Saved entries
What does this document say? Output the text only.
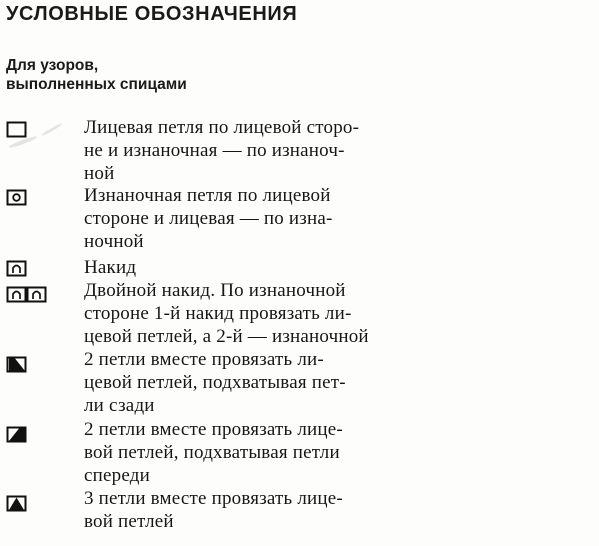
УСЛОВНЫЕ ОБОЗНАЧЕНИЯ
Для узоров,
выполненных спицами
Лицевая петля по лицевой сторо-
не и изнаночная — по изнаноч-
ной
Изнаночная петля по лицевой
стороне и лицевая — по изна-
ночной
Накид
Двойной накид. По изнаночной
стороне 1-й накид провязать ли-
цевой петлей, а 2-й — изнаночной
2 петли вместе провязать ли-
цевой петлей, подхватывая пет-
ли сзади
2 петли вместе провязать лице-
вой петлей, подхватывая петли
спереди
3 петли вместе провязать лице-
вой петлей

- **Problem to work on**:
Identify and extract each line of the listing that contains "подхватывая".

- **The result**:
цевой петлей, подхватывая пет-
вой петлей, подхватывая петли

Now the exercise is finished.